- **Task brief**
Can you set down, word for word, the part of the analyzer commit below starting with "Fix analyzer regression" and going on through "(Zhongxing: please validate)"?

- **Source document**
Fix analyzer regression reported in PR 4164:
- Update the old StoreManager::CastRegion to strip off 'ElementRegions' when
casting to void* (Zhongxing: please validate)
- Pass-by-reference argument invalidation logic in CFRefCount.cpp:
- Strip ElementRegions when the ElementRegion is just a 'raw data' view
on top of the underlying typed region.
git-svn-id: https://llvm.org/svn/llvm-project/cfe/trunk@71094 91177308-0d34-0410-b5e6-96231b3b80d8
diff --git a/lib/Analysis/Store.cpp b/lib/Analysis/Store.cpp
index 32b186b..49411b4 100644
--- a/lib/Analysis/Store.cpp
+++ b/lib/Analysis/Store.cpp
@@ -44,18 +44,37 @@
QualType Pointee = PTy->getPointeeType();
if (Pointee->isVoidType()) {
- // Casts to void* only removes TypedViewRegion. If there is no
- // TypedViewRegion, leave the region untouched. This happens when:
- //
- // void foo(void*);
- // ...
- // void bar() {
- // int x;
- // foo(&x);
- // }
-
- if (const TypedViewRegion *TR = dyn_cast<TypedViewRegion>(R))
- R = TR->removeViews();
+ do {
+ if (const TypedViewRegion *TR = dyn_cast<TypedViewRegion>(R)) {
+ // Casts to void* removes TypedViewRegion. This happens when:
+ //
+ // void foo(void*);
+ // ...
+ // void bar() {
+ // int x;
+ // foo(&x);
+ // }
+ //
+ R = TR->removeViews();
+ continue;
+ }
+ else if (const ElementRegion *ER = dyn_cast<ElementRegion>(R)) {
+ // Casts to void* also removes ElementRegions. This happens when:
+ //
+ // void foo(void*);
+ // ...
+ // void bar() {
+ // int x;
+ // foo((char*)&x);
+ // }
+ //
+ R = ER->getSuperRegion();
+ continue;
+ }
+ else
+ break;
+ }
+ while (0);
return CastResult(state, R);
}

- **Available data**
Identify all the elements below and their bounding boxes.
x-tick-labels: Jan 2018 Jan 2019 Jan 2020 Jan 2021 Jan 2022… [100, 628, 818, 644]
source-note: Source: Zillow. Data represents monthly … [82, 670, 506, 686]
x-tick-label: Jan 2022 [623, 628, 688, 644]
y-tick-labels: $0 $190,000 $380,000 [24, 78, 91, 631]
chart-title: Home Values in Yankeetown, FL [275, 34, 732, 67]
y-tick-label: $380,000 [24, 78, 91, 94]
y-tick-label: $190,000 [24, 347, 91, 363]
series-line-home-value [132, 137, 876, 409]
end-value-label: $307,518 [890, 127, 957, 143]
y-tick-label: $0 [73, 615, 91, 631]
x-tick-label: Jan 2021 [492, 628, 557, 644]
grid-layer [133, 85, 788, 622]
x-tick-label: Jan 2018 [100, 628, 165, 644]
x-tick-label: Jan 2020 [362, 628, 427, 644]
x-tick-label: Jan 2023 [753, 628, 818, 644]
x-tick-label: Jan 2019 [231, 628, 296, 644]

- **Solution below**
Fix analyzer regression reported in PR 4164:
- Update the old StoreManager::CastRegion to strip off 'ElementRegions' when
casting to void* (Zhongxing: please validate)